_Problem to work on_.
Locate every line in the records below that contains the word "клапанов", and copy each one.

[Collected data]
## begin
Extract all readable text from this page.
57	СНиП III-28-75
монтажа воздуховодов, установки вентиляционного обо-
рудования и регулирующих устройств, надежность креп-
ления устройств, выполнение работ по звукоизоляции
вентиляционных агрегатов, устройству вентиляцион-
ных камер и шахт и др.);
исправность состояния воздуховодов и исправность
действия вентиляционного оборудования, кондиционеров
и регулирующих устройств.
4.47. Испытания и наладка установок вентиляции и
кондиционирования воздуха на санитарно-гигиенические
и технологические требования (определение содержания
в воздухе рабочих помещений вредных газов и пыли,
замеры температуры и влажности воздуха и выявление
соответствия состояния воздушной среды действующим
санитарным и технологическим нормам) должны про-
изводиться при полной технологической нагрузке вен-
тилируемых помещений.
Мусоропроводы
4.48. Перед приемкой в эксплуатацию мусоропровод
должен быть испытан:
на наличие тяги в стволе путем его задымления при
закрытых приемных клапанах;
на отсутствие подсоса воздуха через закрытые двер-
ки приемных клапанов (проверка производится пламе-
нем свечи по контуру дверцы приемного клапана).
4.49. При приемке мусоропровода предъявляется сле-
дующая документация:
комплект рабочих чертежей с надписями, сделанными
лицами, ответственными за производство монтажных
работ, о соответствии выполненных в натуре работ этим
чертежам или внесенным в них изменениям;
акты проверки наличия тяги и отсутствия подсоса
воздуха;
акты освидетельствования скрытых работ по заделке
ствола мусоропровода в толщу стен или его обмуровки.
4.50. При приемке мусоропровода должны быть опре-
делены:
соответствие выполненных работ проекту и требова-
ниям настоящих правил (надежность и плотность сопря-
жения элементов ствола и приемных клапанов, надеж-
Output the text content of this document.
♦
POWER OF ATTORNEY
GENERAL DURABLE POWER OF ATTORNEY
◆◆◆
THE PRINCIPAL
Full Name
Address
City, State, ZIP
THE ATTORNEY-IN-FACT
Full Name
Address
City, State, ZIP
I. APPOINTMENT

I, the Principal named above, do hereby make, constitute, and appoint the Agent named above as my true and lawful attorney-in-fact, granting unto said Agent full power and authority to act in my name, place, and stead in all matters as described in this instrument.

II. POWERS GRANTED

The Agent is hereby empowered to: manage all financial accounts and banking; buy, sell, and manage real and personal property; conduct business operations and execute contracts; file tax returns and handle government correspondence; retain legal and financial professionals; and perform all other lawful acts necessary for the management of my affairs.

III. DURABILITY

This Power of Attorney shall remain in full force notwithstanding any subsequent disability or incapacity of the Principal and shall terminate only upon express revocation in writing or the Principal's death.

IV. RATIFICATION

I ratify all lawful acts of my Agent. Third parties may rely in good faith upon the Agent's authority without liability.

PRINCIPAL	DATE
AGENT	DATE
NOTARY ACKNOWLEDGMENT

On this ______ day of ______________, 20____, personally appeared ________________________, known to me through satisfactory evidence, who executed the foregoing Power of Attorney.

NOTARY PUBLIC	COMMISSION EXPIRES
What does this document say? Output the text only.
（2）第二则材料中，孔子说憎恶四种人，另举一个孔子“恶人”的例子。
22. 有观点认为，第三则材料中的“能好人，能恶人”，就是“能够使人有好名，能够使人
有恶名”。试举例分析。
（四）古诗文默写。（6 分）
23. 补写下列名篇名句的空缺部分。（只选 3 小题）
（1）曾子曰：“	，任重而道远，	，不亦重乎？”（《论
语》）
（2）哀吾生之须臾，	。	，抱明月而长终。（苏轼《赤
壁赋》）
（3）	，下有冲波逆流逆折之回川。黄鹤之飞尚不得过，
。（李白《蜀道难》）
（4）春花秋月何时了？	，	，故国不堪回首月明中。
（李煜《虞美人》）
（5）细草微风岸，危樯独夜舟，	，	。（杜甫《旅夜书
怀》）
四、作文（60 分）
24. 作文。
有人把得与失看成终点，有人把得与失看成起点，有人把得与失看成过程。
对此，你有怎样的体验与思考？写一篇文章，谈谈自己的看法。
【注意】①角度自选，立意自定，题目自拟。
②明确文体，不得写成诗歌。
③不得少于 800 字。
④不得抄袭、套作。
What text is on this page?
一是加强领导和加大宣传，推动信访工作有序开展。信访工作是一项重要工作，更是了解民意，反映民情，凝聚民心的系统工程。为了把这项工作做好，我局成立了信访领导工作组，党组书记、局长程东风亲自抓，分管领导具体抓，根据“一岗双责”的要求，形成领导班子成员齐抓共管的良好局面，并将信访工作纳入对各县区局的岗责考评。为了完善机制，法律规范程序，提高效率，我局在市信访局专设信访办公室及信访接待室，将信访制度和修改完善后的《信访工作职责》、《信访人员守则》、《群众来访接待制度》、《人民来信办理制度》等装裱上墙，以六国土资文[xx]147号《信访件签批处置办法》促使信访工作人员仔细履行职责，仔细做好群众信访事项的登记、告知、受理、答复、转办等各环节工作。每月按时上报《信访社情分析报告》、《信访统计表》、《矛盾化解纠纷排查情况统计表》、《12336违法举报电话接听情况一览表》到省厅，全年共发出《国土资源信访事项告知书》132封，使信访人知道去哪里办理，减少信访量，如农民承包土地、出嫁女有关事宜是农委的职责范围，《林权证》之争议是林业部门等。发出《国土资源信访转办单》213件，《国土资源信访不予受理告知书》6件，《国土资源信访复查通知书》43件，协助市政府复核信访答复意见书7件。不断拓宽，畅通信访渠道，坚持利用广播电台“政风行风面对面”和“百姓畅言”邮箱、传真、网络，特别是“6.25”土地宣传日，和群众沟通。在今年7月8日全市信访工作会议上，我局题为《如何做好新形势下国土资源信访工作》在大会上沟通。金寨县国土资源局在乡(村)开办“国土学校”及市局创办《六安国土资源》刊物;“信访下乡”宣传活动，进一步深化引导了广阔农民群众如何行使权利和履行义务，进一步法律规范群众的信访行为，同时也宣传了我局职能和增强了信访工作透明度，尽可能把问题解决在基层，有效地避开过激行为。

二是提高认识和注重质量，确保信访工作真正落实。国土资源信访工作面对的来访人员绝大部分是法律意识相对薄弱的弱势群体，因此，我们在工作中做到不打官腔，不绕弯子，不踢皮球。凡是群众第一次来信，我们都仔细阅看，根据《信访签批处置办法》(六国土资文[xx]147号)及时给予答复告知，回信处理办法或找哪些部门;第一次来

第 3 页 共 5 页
## end
_Written answer_.
ки приемных клапанов (проверка производится пламе-
жения элементов ствола и приемных клапанов, надеж-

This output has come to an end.